## Prompt
Word for word, transcribe the lines below and drop the pictures.

-.-.-

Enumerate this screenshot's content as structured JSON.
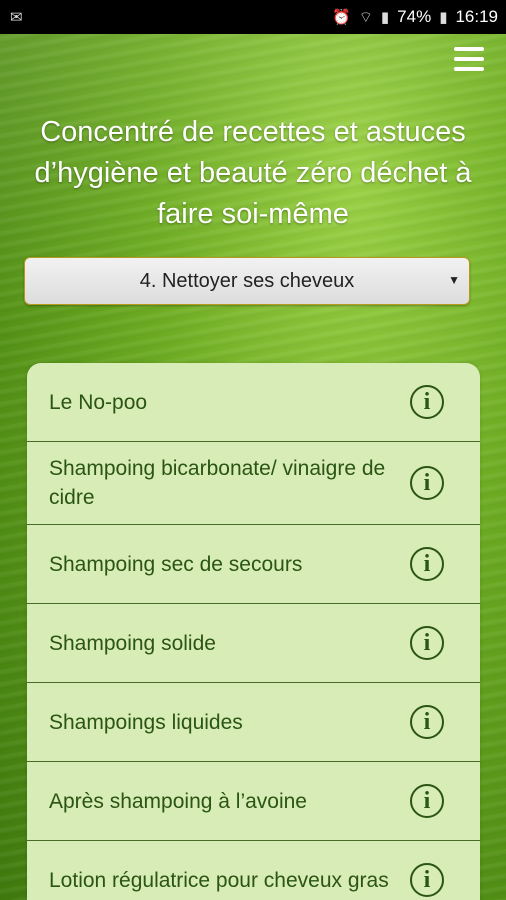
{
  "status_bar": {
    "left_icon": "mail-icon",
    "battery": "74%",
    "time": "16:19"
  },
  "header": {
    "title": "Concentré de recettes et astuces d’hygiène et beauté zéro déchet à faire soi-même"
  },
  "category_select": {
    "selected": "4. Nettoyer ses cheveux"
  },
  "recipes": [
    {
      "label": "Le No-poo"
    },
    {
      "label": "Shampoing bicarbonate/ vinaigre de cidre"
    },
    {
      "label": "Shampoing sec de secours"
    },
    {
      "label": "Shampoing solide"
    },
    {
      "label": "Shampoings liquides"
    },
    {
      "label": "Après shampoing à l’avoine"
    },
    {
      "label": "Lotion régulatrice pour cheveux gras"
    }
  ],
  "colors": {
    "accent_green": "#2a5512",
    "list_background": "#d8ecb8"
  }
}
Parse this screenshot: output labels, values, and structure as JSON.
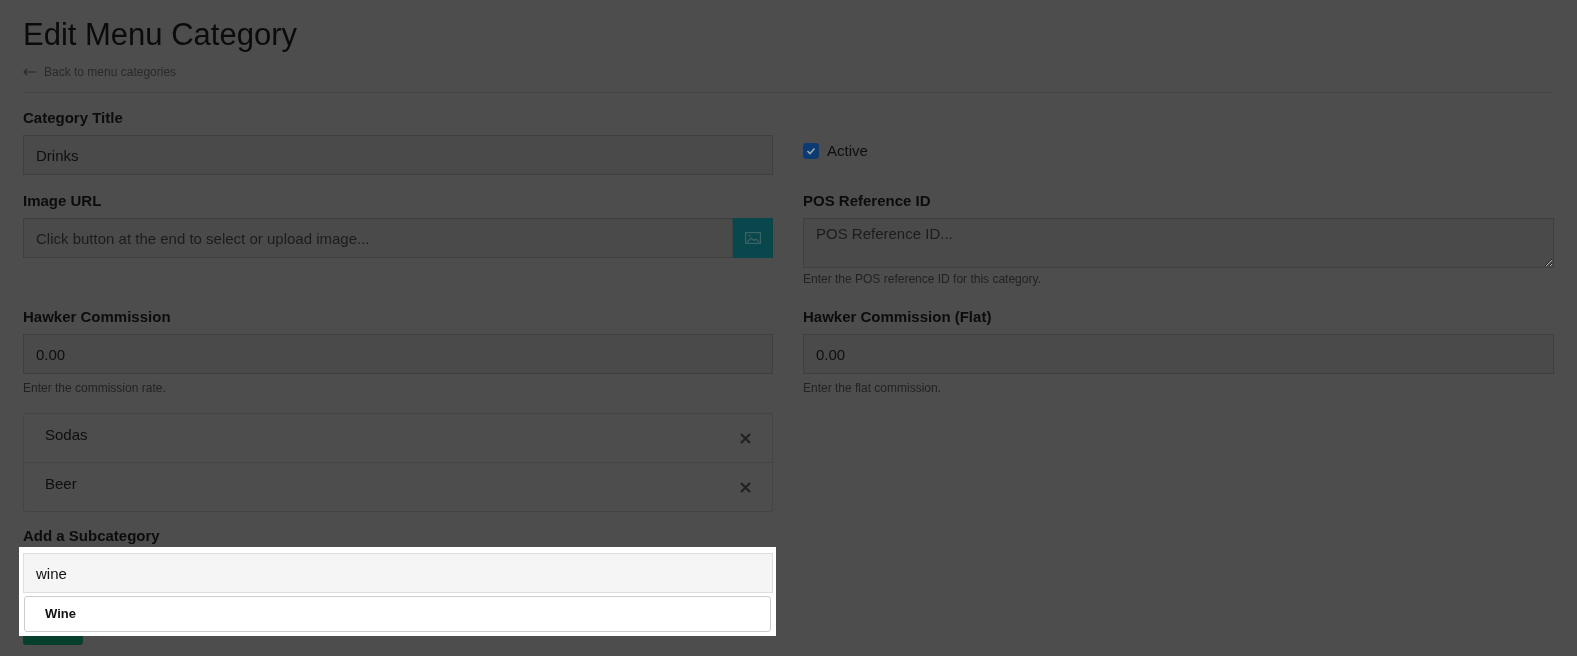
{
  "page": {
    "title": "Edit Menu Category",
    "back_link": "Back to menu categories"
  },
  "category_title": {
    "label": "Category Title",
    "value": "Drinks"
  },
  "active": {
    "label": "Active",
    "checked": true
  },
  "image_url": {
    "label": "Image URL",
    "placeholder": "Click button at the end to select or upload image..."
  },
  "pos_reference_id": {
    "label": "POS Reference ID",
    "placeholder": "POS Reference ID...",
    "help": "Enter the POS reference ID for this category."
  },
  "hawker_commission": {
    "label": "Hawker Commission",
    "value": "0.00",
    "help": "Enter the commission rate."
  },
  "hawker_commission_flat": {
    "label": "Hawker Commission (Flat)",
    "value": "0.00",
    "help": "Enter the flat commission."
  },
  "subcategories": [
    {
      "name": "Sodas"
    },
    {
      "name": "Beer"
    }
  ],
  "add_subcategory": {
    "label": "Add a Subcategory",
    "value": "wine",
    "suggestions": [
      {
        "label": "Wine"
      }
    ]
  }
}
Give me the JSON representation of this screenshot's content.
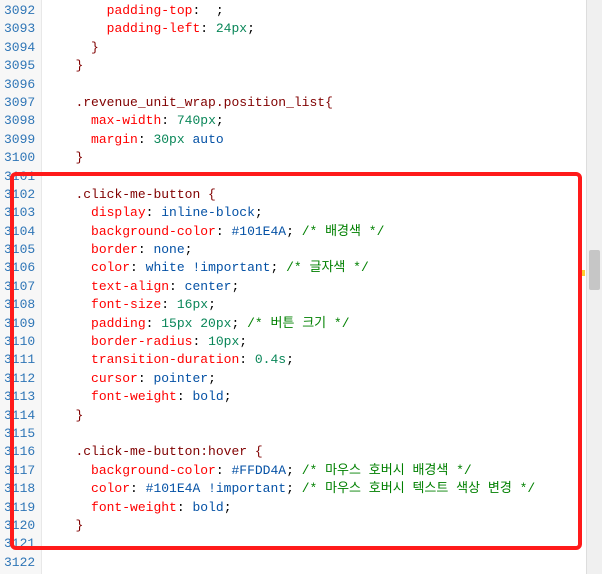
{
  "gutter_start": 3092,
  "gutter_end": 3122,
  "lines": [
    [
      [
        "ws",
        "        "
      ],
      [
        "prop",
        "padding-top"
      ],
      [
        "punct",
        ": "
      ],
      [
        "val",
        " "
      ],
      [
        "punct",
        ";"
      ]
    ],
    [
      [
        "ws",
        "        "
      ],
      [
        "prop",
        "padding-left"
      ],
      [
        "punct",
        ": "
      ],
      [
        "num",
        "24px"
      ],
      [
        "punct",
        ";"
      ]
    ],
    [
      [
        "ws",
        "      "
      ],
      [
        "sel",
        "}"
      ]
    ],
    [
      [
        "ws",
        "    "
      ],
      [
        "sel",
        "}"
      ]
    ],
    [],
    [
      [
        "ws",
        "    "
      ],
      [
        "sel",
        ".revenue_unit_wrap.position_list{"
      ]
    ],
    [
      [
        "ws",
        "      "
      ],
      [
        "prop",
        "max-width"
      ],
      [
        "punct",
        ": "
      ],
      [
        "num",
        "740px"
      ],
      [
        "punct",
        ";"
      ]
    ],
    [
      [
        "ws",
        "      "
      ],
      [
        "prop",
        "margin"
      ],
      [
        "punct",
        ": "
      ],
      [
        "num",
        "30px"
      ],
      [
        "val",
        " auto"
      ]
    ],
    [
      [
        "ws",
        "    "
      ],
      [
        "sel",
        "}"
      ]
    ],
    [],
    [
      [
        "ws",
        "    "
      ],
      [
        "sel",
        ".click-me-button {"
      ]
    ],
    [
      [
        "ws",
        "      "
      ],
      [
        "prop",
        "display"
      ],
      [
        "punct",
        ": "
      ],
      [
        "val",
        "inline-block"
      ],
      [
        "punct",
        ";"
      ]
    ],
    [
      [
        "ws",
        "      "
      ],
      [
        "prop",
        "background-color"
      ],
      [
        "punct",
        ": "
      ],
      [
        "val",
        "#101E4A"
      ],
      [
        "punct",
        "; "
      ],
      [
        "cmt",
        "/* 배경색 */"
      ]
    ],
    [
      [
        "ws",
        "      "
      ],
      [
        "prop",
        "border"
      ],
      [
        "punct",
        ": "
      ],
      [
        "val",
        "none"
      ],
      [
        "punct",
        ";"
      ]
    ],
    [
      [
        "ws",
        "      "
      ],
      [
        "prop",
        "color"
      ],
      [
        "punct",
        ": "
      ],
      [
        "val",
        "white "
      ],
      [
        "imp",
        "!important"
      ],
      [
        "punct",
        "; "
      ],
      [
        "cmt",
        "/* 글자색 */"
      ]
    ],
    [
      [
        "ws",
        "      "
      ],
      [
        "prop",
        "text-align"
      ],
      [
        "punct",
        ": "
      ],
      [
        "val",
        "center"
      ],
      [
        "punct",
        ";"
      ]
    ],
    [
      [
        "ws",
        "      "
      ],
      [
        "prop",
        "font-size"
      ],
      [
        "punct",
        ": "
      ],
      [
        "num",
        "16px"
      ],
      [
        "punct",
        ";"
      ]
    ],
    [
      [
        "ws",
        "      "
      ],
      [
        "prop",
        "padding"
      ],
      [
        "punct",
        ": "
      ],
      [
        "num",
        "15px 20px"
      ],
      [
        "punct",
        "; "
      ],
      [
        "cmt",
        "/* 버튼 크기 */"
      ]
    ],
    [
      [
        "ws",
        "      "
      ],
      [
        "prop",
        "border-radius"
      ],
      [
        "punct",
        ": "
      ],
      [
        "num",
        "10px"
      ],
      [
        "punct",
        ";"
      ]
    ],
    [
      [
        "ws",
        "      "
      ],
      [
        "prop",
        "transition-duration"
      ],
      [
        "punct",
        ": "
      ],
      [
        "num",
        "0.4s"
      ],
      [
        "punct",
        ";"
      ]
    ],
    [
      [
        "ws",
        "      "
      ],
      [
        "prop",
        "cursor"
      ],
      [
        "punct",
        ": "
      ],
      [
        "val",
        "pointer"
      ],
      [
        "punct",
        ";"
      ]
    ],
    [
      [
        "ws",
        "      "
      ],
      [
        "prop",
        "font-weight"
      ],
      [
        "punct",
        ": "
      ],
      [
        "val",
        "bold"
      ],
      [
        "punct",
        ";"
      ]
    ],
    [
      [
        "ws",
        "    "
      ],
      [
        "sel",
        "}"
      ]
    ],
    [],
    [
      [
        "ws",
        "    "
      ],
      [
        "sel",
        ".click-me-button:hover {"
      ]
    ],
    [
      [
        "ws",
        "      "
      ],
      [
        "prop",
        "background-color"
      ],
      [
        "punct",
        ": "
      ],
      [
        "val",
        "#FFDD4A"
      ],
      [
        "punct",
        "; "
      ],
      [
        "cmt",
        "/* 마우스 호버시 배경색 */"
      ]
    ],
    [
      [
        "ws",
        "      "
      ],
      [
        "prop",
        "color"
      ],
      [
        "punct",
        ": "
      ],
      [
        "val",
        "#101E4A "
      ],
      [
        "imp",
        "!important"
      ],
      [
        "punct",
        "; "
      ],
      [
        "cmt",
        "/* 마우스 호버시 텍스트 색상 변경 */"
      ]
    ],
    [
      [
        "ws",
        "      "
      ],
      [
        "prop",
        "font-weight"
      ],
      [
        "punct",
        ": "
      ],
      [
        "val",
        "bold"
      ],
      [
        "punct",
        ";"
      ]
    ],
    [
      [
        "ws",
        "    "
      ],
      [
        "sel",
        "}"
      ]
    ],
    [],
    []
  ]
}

-.-.-

## Output of the exercise
Enumerate this screenshot's content as structured JSON.
{
  "status_bar": {
    "left_icon": "mail-icon",
    "battery": "74%",
    "time": "16:19"
  },
  "header": {
    "title": "Concentré de recettes et astuces d’hygiène et beauté zéro déchet à faire soi-même"
  },
  "category_select": {
    "selected": "4. Nettoyer ses cheveux"
  },
  "recipes": [
    {
      "label": "Le No-poo"
    },
    {
      "label": "Shampoing bicarbonate/ vinaigre de cidre"
    },
    {
      "label": "Shampoing sec de secours"
    },
    {
      "label": "Shampoing solide"
    },
    {
      "label": "Shampoings liquides"
    },
    {
      "label": "Après shampoing à l’avoine"
    },
    {
      "label": "Lotion régulatrice pour cheveux gras"
    }
  ],
  "colors": {
    "accent_green": "#2a5512",
    "list_background": "#d8ecb8"
  }
}
Parse this screenshot: output labels, values, and structure as JSON.
{
  "page": {
    "title": "Edit Menu Category",
    "back_link": "Back to menu categories"
  },
  "category_title": {
    "label": "Category Title",
    "value": "Drinks"
  },
  "active": {
    "label": "Active",
    "checked": true
  },
  "image_url": {
    "label": "Image URL",
    "placeholder": "Click button at the end to select or upload image..."
  },
  "pos_reference_id": {
    "label": "POS Reference ID",
    "placeholder": "POS Reference ID...",
    "help": "Enter the POS reference ID for this category."
  },
  "hawker_commission": {
    "label": "Hawker Commission",
    "value": "0.00",
    "help": "Enter the commission rate."
  },
  "hawker_commission_flat": {
    "label": "Hawker Commission (Flat)",
    "value": "0.00",
    "help": "Enter the flat commission."
  },
  "subcategories": [
    {
      "name": "Sodas"
    },
    {
      "name": "Beer"
    }
  ],
  "add_subcategory": {
    "label": "Add a Subcategory",
    "value": "wine",
    "suggestions": [
      {
        "label": "Wine"
      }
    ]
  }
}
Give me the JSON representation of this screenshot's content.
{
  "gutter_start": 3092,
  "gutter_end": 3122,
  "lines": [
    [
      [
        "ws",
        "        "
      ],
      [
        "prop",
        "padding-top"
      ],
      [
        "punct",
        ": "
      ],
      [
        "val",
        " "
      ],
      [
        "punct",
        ";"
      ]
    ],
    [
      [
        "ws",
        "        "
      ],
      [
        "prop",
        "padding-left"
      ],
      [
        "punct",
        ": "
      ],
      [
        "num",
        "24px"
      ],
      [
        "punct",
        ";"
      ]
    ],
    [
      [
        "ws",
        "      "
      ],
      [
        "sel",
        "}"
      ]
    ],
    [
      [
        "ws",
        "    "
      ],
      [
        "sel",
        "}"
      ]
    ],
    [],
    [
      [
        "ws",
        "    "
      ],
      [
        "sel",
        ".revenue_unit_wrap.position_list{"
      ]
    ],
    [
      [
        "ws",
        "      "
      ],
      [
        "prop",
        "max-width"
      ],
      [
        "punct",
        ": "
      ],
      [
        "num",
        "740px"
      ],
      [
        "punct",
        ";"
      ]
    ],
    [
      [
        "ws",
        "      "
      ],
      [
        "prop",
        "margin"
      ],
      [
        "punct",
        ": "
      ],
      [
        "num",
        "30px"
      ],
      [
        "val",
        " auto"
      ]
    ],
    [
      [
        "ws",
        "    "
      ],
      [
        "sel",
        "}"
      ]
    ],
    [],
    [
      [
        "ws",
        "    "
      ],
      [
        "sel",
        ".click-me-button {"
      ]
    ],
    [
      [
        "ws",
        "      "
      ],
      [
        "prop",
        "display"
      ],
      [
        "punct",
        ": "
      ],
      [
        "val",
        "inline-block"
      ],
      [
        "punct",
        ";"
      ]
    ],
    [
      [
        "ws",
        "      "
      ],
      [
        "prop",
        "background-color"
      ],
      [
        "punct",
        ": "
      ],
      [
        "val",
        "#101E4A"
      ],
      [
        "punct",
        "; "
      ],
      [
        "cmt",
        "/* 배경색 */"
      ]
    ],
    [
      [
        "ws",
        "      "
      ],
      [
        "prop",
        "border"
      ],
      [
        "punct",
        ": "
      ],
      [
        "val",
        "none"
      ],
      [
        "punct",
        ";"
      ]
    ],
    [
      [
        "ws",
        "      "
      ],
      [
        "prop",
        "color"
      ],
      [
        "punct",
        ": "
      ],
      [
        "val",
        "white "
      ],
      [
        "imp",
        "!important"
      ],
      [
        "punct",
        "; "
      ],
      [
        "cmt",
        "/* 글자색 */"
      ]
    ],
    [
      [
        "ws",
        "      "
      ],
      [
        "prop",
        "text-align"
      ],
      [
        "punct",
        ": "
      ],
      [
        "val",
        "center"
      ],
      [
        "punct",
        ";"
      ]
    ],
    [
      [
        "ws",
        "      "
      ],
      [
        "prop",
        "font-size"
      ],
      [
        "punct",
        ": "
      ],
      [
        "num",
        "16px"
      ],
      [
        "punct",
        ";"
      ]
    ],
    [
      [
        "ws",
        "      "
      ],
      [
        "prop",
        "padding"
      ],
      [
        "punct",
        ": "
      ],
      [
        "num",
        "15px 20px"
      ],
      [
        "punct",
        "; "
      ],
      [
        "cmt",
        "/* 버튼 크기 */"
      ]
    ],
    [
      [
        "ws",
        "      "
      ],
      [
        "prop",
        "border-radius"
      ],
      [
        "punct",
        ": "
      ],
      [
        "num",
        "10px"
      ],
      [
        "punct",
        ";"
      ]
    ],
    [
      [
        "ws",
        "      "
      ],
      [
        "prop",
        "transition-duration"
      ],
      [
        "punct",
        ": "
      ],
      [
        "num",
        "0.4s"
      ],
      [
        "punct",
        ";"
      ]
    ],
    [
      [
        "ws",
        "      "
      ],
      [
        "prop",
        "cursor"
      ],
      [
        "punct",
        ": "
      ],
      [
        "val",
        "pointer"
      ],
      [
        "punct",
        ";"
      ]
    ],
    [
      [
        "ws",
        "      "
      ],
      [
        "prop",
        "font-weight"
      ],
      [
        "punct",
        ": "
      ],
      [
        "val",
        "bold"
      ],
      [
        "punct",
        ";"
      ]
    ],
    [
      [
        "ws",
        "    "
      ],
      [
        "sel",
        "}"
      ]
    ],
    [],
    [
      [
        "ws",
        "    "
      ],
      [
        "sel",
        ".click-me-button:hover {"
      ]
    ],
    [
      [
        "ws",
        "      "
      ],
      [
        "prop",
        "background-color"
      ],
      [
        "punct",
        ": "
      ],
      [
        "val",
        "#FFDD4A"
      ],
      [
        "punct",
        "; "
      ],
      [
        "cmt",
        "/* 마우스 호버시 배경색 */"
      ]
    ],
    [
      [
        "ws",
        "      "
      ],
      [
        "prop",
        "color"
      ],
      [
        "punct",
        ": "
      ],
      [
        "val",
        "#101E4A "
      ],
      [
        "imp",
        "!important"
      ],
      [
        "punct",
        "; "
      ],
      [
        "cmt",
        "/* 마우스 호버시 텍스트 색상 변경 */"
      ]
    ],
    [
      [
        "ws",
        "      "
      ],
      [
        "prop",
        "font-weight"
      ],
      [
        "punct",
        ": "
      ],
      [
        "val",
        "bold"
      ],
      [
        "punct",
        ";"
      ]
    ],
    [
      [
        "ws",
        "    "
      ],
      [
        "sel",
        "}"
      ]
    ],
    [],
    []
  ]
}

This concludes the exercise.